RECORDS:
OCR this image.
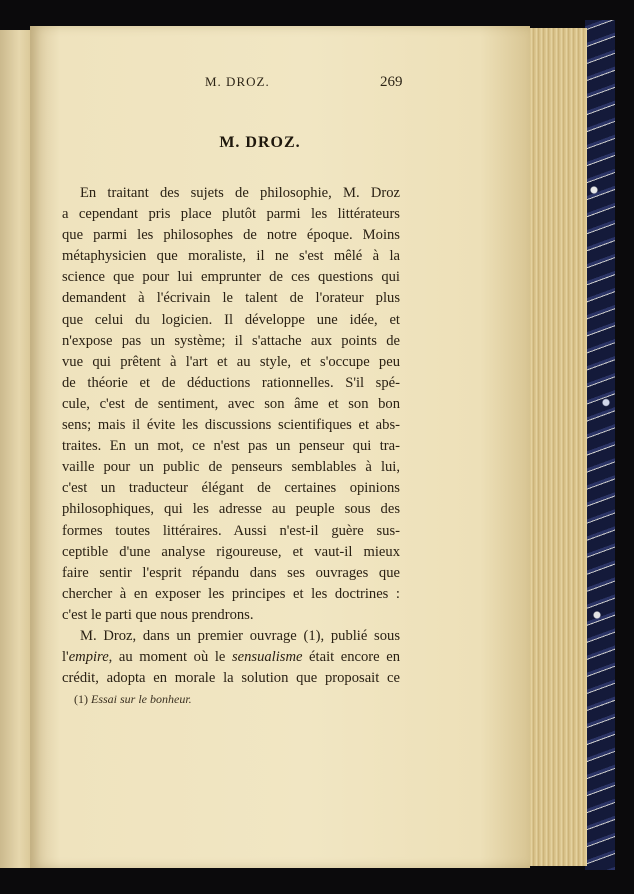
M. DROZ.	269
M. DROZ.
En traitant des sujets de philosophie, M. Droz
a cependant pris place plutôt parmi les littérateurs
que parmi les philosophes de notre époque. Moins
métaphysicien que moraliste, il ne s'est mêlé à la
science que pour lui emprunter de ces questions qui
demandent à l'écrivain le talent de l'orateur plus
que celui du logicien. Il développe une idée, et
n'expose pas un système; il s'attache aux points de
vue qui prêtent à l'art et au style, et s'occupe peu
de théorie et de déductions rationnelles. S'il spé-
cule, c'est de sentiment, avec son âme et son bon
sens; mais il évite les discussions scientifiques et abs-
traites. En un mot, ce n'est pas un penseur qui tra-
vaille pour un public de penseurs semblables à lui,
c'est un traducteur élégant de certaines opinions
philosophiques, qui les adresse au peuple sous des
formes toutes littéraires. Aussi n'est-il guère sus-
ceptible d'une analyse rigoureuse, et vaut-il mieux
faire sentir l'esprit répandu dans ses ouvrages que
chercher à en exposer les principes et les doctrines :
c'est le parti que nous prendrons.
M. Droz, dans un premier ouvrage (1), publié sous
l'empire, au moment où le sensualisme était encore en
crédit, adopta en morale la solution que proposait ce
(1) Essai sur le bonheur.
* * *
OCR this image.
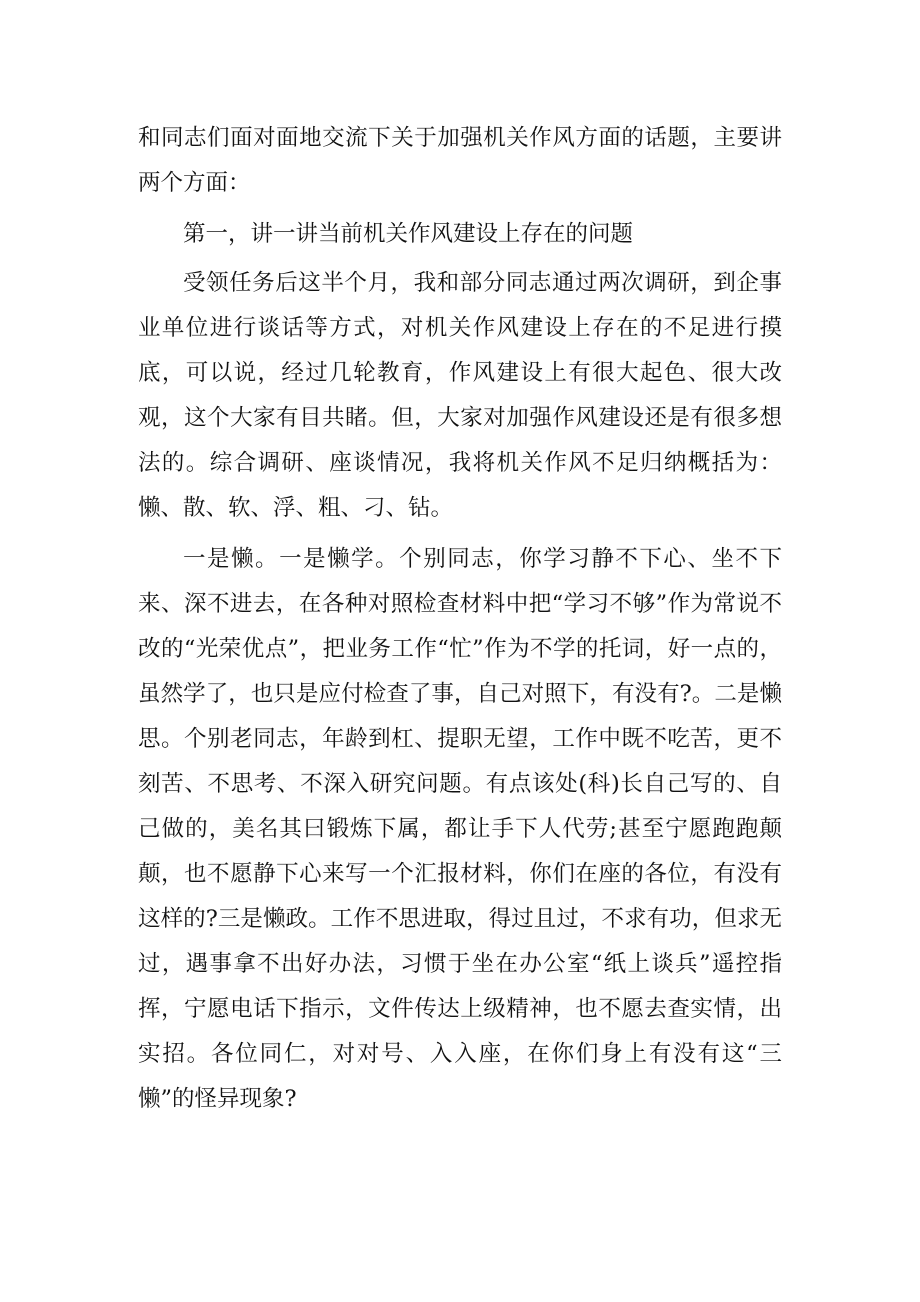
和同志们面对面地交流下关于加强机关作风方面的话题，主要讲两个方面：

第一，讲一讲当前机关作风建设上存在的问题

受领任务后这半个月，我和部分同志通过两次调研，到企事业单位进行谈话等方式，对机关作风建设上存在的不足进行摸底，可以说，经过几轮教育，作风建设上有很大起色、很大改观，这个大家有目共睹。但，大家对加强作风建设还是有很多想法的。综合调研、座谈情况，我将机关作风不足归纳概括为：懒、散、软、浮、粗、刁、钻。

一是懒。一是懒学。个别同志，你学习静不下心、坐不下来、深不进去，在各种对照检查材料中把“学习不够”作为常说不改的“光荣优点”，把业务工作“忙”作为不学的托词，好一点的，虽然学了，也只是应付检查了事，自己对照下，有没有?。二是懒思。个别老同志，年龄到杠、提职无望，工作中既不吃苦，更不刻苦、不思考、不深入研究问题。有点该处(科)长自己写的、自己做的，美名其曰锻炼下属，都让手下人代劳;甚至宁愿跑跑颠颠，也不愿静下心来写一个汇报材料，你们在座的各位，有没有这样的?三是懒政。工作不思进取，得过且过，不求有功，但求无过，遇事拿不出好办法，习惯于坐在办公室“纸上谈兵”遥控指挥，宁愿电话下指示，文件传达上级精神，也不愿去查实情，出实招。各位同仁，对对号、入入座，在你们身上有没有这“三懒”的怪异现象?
==
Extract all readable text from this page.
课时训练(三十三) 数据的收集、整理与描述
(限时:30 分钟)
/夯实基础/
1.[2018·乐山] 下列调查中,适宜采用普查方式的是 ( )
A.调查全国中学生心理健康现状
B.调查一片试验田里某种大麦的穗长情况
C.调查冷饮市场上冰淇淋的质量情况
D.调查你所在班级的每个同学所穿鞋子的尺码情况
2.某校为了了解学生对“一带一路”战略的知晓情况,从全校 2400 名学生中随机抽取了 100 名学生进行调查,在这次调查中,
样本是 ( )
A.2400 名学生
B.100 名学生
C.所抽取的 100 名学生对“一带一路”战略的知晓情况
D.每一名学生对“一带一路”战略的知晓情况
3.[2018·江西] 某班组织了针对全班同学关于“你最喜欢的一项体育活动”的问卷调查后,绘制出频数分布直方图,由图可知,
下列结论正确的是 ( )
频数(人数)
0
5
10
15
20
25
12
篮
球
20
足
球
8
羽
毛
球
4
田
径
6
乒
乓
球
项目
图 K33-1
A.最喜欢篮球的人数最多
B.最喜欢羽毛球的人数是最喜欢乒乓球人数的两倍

AIM: Copy out every line of the data that includes "parmi".

RESPONSE FOR THIS EXERCISE:
a cependant pris place plutôt parmi les littérateurs
que parmi les philosophes de notre époque. Moins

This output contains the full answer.